--- Start RECORDS FOR THE EXERCISE ---

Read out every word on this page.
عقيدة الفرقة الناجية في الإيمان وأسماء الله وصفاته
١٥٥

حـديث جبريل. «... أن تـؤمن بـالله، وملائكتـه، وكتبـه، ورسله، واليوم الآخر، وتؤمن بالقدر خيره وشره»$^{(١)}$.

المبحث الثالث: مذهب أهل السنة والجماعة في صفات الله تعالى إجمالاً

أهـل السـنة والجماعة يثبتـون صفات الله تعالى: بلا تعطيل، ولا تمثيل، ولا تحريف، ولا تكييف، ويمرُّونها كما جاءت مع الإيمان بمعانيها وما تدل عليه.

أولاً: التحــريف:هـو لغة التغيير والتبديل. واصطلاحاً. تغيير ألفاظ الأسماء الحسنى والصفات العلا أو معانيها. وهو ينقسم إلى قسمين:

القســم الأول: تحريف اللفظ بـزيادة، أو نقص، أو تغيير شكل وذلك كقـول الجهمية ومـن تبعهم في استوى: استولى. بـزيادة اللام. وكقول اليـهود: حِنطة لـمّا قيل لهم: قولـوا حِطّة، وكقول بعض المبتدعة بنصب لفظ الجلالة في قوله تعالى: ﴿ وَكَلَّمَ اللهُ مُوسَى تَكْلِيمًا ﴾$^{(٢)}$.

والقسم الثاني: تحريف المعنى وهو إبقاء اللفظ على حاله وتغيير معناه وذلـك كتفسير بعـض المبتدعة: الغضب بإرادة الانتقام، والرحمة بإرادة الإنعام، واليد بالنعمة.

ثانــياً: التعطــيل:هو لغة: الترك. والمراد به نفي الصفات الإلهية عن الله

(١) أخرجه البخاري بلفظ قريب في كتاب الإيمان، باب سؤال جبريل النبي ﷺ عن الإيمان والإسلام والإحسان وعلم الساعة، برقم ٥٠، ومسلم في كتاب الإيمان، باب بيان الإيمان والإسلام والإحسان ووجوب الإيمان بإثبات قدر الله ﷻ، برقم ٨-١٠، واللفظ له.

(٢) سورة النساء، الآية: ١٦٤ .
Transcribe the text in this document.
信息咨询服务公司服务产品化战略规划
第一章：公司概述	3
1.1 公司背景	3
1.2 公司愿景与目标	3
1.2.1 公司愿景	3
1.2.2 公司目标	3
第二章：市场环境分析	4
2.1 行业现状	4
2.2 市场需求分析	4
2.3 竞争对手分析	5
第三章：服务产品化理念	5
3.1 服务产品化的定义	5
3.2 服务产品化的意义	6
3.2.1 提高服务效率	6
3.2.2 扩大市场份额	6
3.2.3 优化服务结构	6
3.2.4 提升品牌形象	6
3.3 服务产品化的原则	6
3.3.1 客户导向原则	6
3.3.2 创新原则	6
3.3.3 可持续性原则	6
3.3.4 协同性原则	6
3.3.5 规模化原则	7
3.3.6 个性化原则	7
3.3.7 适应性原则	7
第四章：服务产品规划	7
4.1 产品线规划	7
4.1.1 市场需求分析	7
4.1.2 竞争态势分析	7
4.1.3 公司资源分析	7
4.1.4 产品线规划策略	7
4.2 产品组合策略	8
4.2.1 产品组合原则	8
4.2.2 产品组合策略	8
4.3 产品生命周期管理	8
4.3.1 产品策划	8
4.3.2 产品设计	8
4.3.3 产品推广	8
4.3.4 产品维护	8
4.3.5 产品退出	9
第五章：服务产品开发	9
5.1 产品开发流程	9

--- End RECORDS FOR THE EXERCISE ---

→ **OBJECTIVE**: Show all lines above holding "الإيمان".

→ **SOLVED EXERCISE**:
عقيدة الفرقة الناجية في الإيمان وأسماء الله وصفاته
أهـل السـنة والجماعة يثبتـون صفات الله تعالى: بلا تعطيل، ولا تمثيل، ولا تحريف، ولا تكييف، ويمرُّونها كما جاءت مع الإيمان بمعانيها وما تدل عليه.
(١) أخرجه البخاري بلفظ قريب في كتاب الإيمان، باب سؤال جبريل النبي ﷺ عن الإيمان والإسلام والإحسان وعلم الساعة، برقم ٥٠، ومسلم في كتاب الإيمان، باب بيان الإيمان والإسلام والإحسان ووجوب الإيمان بإثبات قدر الله ﷻ، برقم ٨-١٠، واللفظ له.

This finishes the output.